TASK GOAL: Track down each line that has the word "name" and copy it.
--- START OF DATASET ROWS ---
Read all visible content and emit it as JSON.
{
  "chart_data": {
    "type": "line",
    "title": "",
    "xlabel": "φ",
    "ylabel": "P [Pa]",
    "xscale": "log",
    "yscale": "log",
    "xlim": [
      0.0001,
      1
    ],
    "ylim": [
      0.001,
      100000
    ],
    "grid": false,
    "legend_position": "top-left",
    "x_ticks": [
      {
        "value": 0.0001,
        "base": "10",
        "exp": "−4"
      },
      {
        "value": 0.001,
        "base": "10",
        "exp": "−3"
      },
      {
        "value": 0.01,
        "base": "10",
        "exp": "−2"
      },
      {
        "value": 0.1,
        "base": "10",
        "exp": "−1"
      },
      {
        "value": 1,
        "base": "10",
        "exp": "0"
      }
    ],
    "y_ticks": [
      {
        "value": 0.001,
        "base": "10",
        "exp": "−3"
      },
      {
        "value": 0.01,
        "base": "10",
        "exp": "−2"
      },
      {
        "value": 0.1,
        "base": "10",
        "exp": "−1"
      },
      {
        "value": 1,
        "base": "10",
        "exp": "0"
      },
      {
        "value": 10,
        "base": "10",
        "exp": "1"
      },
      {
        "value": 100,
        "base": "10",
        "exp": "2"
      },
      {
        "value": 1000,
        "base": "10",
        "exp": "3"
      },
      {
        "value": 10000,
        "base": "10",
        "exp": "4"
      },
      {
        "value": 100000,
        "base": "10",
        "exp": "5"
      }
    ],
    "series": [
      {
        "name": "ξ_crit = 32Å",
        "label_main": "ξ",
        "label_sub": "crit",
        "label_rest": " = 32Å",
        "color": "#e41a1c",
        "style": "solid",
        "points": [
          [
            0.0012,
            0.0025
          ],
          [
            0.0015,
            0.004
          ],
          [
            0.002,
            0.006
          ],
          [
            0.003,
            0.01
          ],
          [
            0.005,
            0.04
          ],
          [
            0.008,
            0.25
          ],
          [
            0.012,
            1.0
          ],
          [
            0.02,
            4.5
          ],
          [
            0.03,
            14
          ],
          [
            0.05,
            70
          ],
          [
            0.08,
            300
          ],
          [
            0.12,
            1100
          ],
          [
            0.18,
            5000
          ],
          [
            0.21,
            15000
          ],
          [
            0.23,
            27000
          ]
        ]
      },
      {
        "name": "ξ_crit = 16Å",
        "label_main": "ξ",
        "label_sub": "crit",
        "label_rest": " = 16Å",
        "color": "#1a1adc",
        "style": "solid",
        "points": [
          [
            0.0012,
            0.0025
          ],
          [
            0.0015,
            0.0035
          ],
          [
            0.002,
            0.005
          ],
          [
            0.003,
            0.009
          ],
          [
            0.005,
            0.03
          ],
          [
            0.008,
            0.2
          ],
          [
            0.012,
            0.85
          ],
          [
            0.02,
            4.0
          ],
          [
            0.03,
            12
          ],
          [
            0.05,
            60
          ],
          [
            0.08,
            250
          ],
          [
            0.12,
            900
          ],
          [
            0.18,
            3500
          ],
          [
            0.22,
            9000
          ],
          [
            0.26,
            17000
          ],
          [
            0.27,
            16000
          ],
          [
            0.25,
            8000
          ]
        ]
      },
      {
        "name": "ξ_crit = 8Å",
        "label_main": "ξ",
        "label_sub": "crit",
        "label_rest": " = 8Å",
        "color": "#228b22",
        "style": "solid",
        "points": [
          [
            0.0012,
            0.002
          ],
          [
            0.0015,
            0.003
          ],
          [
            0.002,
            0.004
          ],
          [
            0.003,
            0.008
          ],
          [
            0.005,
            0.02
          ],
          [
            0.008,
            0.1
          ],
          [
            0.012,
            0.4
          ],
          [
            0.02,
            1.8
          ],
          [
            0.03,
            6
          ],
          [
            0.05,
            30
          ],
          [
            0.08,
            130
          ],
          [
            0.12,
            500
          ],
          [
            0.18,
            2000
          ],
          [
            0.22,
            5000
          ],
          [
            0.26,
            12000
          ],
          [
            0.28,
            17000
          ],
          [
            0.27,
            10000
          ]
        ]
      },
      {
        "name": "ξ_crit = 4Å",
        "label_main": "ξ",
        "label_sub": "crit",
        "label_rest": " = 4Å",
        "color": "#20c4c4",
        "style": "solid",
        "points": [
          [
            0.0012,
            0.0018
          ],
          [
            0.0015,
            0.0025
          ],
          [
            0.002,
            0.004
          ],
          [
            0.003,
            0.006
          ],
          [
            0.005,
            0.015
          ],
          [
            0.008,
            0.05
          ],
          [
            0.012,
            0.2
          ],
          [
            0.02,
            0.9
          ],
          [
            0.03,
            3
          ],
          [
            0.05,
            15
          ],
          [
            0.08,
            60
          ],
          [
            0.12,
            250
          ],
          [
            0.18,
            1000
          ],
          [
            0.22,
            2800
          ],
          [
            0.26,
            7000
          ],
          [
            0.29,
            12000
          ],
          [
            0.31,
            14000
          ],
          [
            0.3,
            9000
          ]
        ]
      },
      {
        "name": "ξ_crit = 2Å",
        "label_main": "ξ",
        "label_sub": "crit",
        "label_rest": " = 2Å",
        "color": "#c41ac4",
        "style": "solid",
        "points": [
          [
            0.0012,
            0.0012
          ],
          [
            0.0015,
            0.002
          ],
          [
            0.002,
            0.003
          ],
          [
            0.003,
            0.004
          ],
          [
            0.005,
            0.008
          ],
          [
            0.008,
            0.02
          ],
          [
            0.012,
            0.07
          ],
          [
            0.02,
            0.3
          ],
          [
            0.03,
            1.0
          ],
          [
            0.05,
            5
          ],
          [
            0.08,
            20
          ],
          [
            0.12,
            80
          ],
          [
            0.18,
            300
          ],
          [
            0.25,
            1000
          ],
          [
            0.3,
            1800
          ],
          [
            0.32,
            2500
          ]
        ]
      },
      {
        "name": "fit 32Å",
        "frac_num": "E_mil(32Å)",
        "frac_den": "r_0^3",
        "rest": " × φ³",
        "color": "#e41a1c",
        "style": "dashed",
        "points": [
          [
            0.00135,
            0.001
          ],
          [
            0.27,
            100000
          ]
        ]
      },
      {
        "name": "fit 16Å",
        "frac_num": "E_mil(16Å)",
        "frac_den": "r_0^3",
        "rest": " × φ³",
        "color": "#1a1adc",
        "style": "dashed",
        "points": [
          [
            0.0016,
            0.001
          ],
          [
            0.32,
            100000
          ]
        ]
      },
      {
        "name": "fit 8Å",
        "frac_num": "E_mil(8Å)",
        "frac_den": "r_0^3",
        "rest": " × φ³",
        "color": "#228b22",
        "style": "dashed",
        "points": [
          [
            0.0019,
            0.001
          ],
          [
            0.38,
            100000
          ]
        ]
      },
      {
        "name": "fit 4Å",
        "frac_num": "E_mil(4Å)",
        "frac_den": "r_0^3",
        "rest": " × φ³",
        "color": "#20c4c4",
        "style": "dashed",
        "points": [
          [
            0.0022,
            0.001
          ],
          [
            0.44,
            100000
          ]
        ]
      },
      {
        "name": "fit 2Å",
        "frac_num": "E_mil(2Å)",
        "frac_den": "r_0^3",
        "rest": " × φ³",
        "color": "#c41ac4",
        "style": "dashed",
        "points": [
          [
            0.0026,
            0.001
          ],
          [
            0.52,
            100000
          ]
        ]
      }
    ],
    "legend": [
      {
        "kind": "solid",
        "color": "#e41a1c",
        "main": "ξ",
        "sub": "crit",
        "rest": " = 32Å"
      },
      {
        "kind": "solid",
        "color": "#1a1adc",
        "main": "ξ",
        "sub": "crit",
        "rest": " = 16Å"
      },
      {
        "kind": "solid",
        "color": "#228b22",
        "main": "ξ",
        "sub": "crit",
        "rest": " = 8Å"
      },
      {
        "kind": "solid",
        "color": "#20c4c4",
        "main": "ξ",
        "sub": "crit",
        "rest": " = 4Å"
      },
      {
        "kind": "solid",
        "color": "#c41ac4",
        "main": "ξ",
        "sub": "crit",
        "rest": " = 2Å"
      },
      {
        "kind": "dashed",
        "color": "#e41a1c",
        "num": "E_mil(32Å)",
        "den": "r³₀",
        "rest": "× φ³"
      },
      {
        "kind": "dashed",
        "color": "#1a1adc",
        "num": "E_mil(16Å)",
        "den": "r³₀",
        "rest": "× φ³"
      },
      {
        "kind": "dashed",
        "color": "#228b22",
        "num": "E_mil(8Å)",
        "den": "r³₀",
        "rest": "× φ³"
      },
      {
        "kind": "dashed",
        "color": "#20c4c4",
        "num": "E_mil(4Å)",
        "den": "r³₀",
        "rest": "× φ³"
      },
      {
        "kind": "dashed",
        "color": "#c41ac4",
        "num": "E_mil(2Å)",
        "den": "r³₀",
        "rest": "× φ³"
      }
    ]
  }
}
--- END OF DATASET ROWS ---
EXERCISE RESULT:
        "name": "ξ_crit = 32Å",
        "name": "ξ_crit = 16Å",
        "name": "ξ_crit = 8Å",
        "name": "ξ_crit = 4Å",
        "name": "ξ_crit = 2Å",
        "name": "fit 32Å",
        "name": "fit 16Å",
        "name": "fit 8Å",
        "name": "fit 4Å",
        "name": "fit 2Å",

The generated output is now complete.